Data extracts Block Start

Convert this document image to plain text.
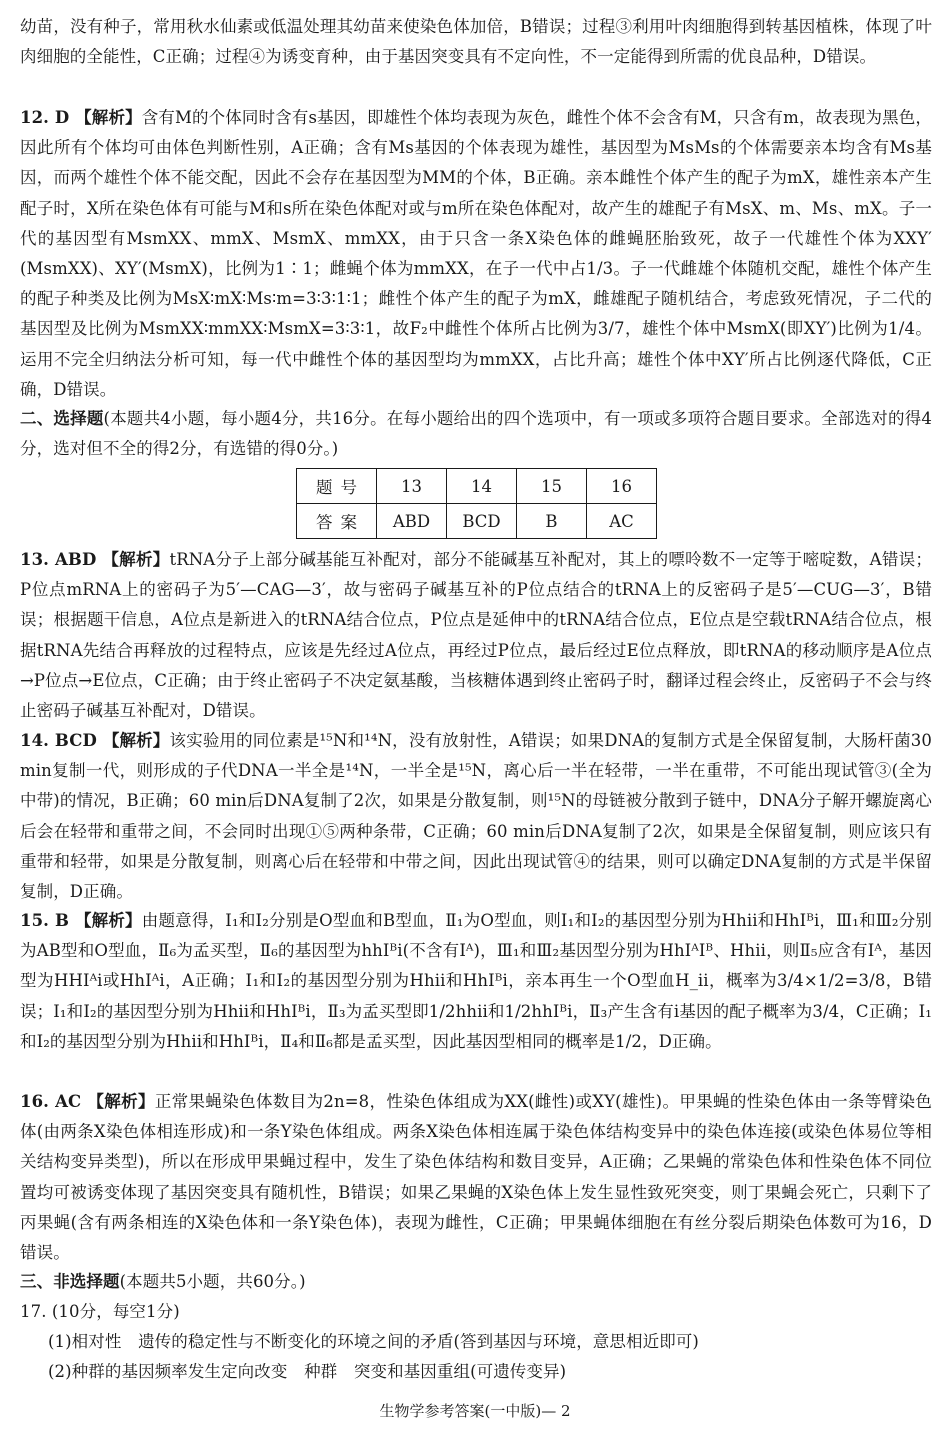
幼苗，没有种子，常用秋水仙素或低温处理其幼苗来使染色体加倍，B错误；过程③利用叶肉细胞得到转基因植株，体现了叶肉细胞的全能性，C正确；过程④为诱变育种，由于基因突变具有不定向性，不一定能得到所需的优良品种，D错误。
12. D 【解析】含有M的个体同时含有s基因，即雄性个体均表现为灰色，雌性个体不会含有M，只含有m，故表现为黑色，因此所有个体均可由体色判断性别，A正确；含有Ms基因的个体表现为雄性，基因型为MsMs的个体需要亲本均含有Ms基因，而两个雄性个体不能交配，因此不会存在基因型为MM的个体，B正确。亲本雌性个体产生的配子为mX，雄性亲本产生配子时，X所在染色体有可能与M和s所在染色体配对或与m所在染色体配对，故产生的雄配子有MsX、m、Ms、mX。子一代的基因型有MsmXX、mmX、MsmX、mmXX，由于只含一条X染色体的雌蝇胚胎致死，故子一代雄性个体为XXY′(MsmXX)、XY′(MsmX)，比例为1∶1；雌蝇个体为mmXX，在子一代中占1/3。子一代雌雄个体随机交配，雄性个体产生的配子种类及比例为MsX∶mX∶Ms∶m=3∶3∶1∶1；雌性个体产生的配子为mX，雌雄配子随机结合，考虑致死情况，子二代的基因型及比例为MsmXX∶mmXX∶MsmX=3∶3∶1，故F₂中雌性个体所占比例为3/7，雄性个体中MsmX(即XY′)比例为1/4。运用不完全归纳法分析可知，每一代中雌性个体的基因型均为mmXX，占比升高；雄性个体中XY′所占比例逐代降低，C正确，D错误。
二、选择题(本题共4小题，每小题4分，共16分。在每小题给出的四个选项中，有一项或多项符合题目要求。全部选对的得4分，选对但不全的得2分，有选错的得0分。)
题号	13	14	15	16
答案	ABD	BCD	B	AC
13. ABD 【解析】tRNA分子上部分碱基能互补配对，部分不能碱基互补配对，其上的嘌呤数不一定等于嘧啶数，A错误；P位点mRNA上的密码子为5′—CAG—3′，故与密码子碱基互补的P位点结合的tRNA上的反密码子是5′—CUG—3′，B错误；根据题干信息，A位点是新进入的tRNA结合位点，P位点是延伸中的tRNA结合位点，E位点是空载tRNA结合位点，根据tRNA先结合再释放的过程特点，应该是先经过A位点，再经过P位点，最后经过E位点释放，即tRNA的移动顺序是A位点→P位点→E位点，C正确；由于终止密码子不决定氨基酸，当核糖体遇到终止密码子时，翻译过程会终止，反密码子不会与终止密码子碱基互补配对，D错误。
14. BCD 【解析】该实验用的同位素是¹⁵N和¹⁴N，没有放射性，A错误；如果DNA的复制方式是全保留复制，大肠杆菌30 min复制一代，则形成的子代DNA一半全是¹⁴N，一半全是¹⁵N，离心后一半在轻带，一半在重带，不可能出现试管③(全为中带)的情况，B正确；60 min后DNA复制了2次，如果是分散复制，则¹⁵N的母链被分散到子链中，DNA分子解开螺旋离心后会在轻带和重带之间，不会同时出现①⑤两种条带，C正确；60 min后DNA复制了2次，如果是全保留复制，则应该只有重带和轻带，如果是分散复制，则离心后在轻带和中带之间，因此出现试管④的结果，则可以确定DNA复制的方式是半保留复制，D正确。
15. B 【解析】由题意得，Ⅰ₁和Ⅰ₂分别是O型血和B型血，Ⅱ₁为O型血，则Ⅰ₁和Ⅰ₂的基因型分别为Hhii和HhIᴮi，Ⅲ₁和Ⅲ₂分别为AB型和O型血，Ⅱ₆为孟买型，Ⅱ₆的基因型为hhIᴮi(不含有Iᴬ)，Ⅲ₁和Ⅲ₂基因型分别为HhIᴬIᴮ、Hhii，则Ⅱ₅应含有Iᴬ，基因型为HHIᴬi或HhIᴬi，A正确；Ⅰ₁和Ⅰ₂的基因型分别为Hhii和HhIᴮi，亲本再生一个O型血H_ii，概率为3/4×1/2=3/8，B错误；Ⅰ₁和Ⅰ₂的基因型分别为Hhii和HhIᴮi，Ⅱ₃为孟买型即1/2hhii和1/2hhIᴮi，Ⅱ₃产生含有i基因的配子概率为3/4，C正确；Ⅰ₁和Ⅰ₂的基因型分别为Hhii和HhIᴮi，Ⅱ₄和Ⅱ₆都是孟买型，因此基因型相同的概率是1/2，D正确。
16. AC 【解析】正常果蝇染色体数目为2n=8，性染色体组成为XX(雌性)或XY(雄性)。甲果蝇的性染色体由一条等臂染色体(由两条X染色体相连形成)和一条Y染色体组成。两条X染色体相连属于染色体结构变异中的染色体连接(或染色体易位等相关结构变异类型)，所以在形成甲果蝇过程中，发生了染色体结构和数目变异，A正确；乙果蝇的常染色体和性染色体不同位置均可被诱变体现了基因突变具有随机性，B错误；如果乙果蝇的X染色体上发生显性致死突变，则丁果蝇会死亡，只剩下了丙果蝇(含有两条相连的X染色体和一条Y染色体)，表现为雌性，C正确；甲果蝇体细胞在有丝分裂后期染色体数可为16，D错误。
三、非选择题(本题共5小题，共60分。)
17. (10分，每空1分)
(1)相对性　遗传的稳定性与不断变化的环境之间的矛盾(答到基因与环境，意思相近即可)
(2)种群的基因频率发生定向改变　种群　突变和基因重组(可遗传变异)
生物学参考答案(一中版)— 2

Data extracts Block End

### Task directions
Write out all the entries word for word, but skip any images.

### Answer to this problem
Convert this document image to plain text.
幼苗，没有种子，常用秋水仙素或低温处理其幼苗来使染色体加倍，B错误；过程③利用叶肉细胞得到转基因植株，体现了叶肉细胞的全能性，C正确；过程④为诱变育种，由于基因突变具有不定向性，不一定能得到所需的优良品种，D错误。
12. D 【解析】含有M的个体同时含有s基因，即雄性个体均表现为灰色，雌性个体不会含有M，只含有m，故表现为黑色，因此所有个体均可由体色判断性别，A正确；含有Ms基因的个体表现为雄性，基因型为MsMs的个体需要亲本均含有Ms基因，而两个雄性个体不能交配，因此不会存在基因型为MM的个体，B正确。亲本雌性个体产生的配子为mX，雄性亲本产生配子时，X所在染色体有可能与M和s所在染色体配对或与m所在染色体配对，故产生的雄配子有MsX、m、Ms、mX。子一代的基因型有MsmXX、mmX、MsmX、mmXX，由于只含一条X染色体的雌蝇胚胎致死，故子一代雄性个体为XXY′(MsmXX)、XY′(MsmX)，比例为1∶1；雌蝇个体为mmXX，在子一代中占1/3。子一代雌雄个体随机交配，雄性个体产生的配子种类及比例为MsX∶mX∶Ms∶m=3∶3∶1∶1；雌性个体产生的配子为mX，雌雄配子随机结合，考虑致死情况，子二代的基因型及比例为MsmXX∶mmXX∶MsmX=3∶3∶1，故F₂中雌性个体所占比例为3/7，雄性个体中MsmX(即XY′)比例为1/4。运用不完全归纳法分析可知，每一代中雌性个体的基因型均为mmXX，占比升高；雄性个体中XY′所占比例逐代降低，C正确，D错误。
二、选择题(本题共4小题，每小题4分，共16分。在每小题给出的四个选项中，有一项或多项符合题目要求。全部选对的得4分，选对但不全的得2分，有选错的得0分。)
题号	13	14	15	16
答案	ABD	BCD	B	AC
13. ABD 【解析】tRNA分子上部分碱基能互补配对，部分不能碱基互补配对，其上的嘌呤数不一定等于嘧啶数，A错误；P位点mRNA上的密码子为5′—CAG—3′，故与密码子碱基互补的P位点结合的tRNA上的反密码子是5′—CUG—3′，B错误；根据题干信息，A位点是新进入的tRNA结合位点，P位点是延伸中的tRNA结合位点，E位点是空载tRNA结合位点，根据tRNA先结合再释放的过程特点，应该是先经过A位点，再经过P位点，最后经过E位点释放，即tRNA的移动顺序是A位点→P位点→E位点，C正确；由于终止密码子不决定氨基酸，当核糖体遇到终止密码子时，翻译过程会终止，反密码子不会与终止密码子碱基互补配对，D错误。
14. BCD 【解析】该实验用的同位素是¹⁵N和¹⁴N，没有放射性，A错误；如果DNA的复制方式是全保留复制，大肠杆菌30 min复制一代，则形成的子代DNA一半全是¹⁴N，一半全是¹⁵N，离心后一半在轻带，一半在重带，不可能出现试管③(全为中带)的情况，B正确；60 min后DNA复制了2次，如果是分散复制，则¹⁵N的母链被分散到子链中，DNA分子解开螺旋离心后会在轻带和重带之间，不会同时出现①⑤两种条带，C正确；60 min后DNA复制了2次，如果是全保留复制，则应该只有重带和轻带，如果是分散复制，则离心后在轻带和中带之间，因此出现试管④的结果，则可以确定DNA复制的方式是半保留复制，D正确。
15. B 【解析】由题意得，Ⅰ₁和Ⅰ₂分别是O型血和B型血，Ⅱ₁为O型血，则Ⅰ₁和Ⅰ₂的基因型分别为Hhii和HhIᴮi，Ⅲ₁和Ⅲ₂分别为AB型和O型血，Ⅱ₆为孟买型，Ⅱ₆的基因型为hhIᴮi(不含有Iᴬ)，Ⅲ₁和Ⅲ₂基因型分别为HhIᴬIᴮ、Hhii，则Ⅱ₅应含有Iᴬ，基因型为HHIᴬi或HhIᴬi，A正确；Ⅰ₁和Ⅰ₂的基因型分别为Hhii和HhIᴮi，亲本再生一个O型血H_ii，概率为3/4×1/2=3/8，B错误；Ⅰ₁和Ⅰ₂的基因型分别为Hhii和HhIᴮi，Ⅱ₃为孟买型即1/2hhii和1/2hhIᴮi，Ⅱ₃产生含有i基因的配子概率为3/4，C正确；Ⅰ₁和Ⅰ₂的基因型分别为Hhii和HhIᴮi，Ⅱ₄和Ⅱ₆都是孟买型，因此基因型相同的概率是1/2，D正确。
16. AC 【解析】正常果蝇染色体数目为2n=8，性染色体组成为XX(雌性)或XY(雄性)。甲果蝇的性染色体由一条等臂染色体(由两条X染色体相连形成)和一条Y染色体组成。两条X染色体相连属于染色体结构变异中的染色体连接(或染色体易位等相关结构变异类型)，所以在形成甲果蝇过程中，发生了染色体结构和数目变异，A正确；乙果蝇的常染色体和性染色体不同位置均可被诱变体现了基因突变具有随机性，B错误；如果乙果蝇的X染色体上发生显性致死突变，则丁果蝇会死亡，只剩下了丙果蝇(含有两条相连的X染色体和一条Y染色体)，表现为雌性，C正确；甲果蝇体细胞在有丝分裂后期染色体数可为16，D错误。
三、非选择题(本题共5小题，共60分。)
17. (10分，每空1分)
(1)相对性　遗传的稳定性与不断变化的环境之间的矛盾(答到基因与环境，意思相近即可)
(2)种群的基因频率发生定向改变　种群　突变和基因重组(可遗传变异)
生物学参考答案(一中版)— 2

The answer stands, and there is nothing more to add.